Report how many lines below contain the word "JSON". Give only the number.

EXERCISE MATERIALS:

◆ ◆ ◆ ◆ ◆

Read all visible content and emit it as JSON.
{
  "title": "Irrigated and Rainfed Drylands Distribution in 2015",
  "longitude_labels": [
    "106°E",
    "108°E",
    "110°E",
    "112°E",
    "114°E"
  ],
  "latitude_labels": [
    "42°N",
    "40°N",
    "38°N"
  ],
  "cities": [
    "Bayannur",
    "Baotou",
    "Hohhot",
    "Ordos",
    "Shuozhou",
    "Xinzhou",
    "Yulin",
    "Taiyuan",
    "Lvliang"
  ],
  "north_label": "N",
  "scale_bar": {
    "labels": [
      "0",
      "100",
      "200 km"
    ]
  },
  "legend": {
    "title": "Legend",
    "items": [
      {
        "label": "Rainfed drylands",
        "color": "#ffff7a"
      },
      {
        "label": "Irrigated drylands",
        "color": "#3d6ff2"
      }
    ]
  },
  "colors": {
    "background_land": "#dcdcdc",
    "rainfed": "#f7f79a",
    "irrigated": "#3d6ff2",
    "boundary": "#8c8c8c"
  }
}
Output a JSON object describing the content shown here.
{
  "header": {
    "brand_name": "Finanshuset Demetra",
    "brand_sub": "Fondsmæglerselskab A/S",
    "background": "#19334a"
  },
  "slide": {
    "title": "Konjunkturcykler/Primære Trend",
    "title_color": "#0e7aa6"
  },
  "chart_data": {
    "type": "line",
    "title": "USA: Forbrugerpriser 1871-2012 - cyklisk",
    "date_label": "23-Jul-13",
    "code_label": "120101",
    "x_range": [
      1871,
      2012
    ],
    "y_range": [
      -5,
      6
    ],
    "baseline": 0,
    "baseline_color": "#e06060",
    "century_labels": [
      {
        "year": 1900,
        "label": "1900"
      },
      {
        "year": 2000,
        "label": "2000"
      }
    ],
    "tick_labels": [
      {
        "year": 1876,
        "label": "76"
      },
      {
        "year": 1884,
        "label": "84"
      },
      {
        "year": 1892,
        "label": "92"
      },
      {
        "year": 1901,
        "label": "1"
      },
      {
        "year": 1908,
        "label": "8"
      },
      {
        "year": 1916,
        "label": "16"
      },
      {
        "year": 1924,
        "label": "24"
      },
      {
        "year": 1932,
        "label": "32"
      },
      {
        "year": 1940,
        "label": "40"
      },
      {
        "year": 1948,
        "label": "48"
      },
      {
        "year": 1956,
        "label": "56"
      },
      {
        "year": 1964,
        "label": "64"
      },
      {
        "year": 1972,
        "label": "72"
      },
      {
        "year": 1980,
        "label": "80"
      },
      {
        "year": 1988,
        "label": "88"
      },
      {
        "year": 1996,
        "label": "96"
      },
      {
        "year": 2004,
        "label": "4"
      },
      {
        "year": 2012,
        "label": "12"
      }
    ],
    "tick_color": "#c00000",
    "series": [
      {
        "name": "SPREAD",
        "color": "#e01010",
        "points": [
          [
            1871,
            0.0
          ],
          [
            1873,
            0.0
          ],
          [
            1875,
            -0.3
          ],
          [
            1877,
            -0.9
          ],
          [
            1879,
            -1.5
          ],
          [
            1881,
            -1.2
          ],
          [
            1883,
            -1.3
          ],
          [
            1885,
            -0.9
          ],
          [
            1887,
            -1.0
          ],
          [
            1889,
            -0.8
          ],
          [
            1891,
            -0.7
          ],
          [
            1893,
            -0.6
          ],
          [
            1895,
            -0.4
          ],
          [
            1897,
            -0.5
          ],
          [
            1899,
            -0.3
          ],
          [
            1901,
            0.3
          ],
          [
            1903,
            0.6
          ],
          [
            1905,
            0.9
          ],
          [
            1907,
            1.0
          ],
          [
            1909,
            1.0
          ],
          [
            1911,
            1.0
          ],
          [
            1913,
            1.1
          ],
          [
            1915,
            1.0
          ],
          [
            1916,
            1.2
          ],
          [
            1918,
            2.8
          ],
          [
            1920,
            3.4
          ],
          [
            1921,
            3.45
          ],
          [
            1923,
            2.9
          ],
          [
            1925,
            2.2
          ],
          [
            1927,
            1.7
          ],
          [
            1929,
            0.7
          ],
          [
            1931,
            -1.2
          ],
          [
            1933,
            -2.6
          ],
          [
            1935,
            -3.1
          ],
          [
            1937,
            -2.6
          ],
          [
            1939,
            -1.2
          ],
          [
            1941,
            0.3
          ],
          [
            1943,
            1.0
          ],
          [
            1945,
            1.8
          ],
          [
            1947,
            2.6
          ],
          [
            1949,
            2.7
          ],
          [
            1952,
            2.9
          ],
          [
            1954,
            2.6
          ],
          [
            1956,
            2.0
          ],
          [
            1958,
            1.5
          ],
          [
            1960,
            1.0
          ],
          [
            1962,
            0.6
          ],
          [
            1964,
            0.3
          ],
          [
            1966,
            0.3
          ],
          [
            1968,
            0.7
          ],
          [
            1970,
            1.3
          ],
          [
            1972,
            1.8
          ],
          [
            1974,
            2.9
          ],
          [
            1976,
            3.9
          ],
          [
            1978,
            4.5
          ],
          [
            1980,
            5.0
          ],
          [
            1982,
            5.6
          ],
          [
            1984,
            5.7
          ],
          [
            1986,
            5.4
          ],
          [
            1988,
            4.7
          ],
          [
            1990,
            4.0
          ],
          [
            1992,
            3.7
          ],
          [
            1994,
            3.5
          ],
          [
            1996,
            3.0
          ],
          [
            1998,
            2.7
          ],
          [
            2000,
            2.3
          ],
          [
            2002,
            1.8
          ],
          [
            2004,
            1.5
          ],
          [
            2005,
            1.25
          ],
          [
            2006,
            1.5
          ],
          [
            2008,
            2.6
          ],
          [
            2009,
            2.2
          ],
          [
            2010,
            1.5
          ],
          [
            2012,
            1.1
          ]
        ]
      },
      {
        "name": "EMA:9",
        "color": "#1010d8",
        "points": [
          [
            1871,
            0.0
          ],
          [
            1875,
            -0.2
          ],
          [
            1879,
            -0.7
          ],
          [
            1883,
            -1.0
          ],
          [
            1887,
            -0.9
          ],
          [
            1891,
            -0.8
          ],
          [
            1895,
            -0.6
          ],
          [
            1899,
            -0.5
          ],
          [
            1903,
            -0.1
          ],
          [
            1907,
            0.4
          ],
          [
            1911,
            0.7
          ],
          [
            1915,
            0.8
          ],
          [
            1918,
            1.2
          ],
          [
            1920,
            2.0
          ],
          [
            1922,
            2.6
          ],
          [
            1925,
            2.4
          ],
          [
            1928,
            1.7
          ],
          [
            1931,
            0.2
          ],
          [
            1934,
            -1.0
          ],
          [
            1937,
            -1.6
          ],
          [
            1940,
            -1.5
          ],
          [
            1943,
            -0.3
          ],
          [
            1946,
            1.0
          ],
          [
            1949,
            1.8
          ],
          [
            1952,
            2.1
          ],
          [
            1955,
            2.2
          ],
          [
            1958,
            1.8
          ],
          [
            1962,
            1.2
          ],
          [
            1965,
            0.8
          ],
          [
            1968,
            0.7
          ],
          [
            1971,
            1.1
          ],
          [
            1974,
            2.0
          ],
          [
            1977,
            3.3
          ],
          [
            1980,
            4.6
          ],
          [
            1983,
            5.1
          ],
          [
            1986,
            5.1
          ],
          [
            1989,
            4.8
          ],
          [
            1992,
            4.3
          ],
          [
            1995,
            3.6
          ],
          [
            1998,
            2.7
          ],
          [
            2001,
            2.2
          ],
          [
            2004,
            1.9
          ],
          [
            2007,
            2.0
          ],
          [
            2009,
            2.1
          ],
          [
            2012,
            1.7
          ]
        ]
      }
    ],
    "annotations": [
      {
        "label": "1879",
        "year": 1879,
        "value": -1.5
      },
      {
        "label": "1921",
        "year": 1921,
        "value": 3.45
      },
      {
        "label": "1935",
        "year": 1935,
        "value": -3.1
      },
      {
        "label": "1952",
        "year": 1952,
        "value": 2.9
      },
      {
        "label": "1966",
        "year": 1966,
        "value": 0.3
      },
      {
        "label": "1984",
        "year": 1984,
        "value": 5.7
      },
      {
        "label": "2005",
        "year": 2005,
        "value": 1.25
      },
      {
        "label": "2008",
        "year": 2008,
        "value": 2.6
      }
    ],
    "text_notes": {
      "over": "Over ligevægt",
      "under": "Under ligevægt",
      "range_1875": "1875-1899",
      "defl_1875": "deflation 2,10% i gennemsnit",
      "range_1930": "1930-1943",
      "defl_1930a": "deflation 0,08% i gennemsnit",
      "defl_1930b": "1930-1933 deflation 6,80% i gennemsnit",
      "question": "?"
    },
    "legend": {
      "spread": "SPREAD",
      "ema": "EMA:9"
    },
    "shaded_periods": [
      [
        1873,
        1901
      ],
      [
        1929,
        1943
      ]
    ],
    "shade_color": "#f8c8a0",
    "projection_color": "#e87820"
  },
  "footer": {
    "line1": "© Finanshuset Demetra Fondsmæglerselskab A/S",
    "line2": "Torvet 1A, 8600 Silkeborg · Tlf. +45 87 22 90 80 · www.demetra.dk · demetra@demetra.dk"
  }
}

◆ ◆ ◆ ◆ ◆

REPLY:
2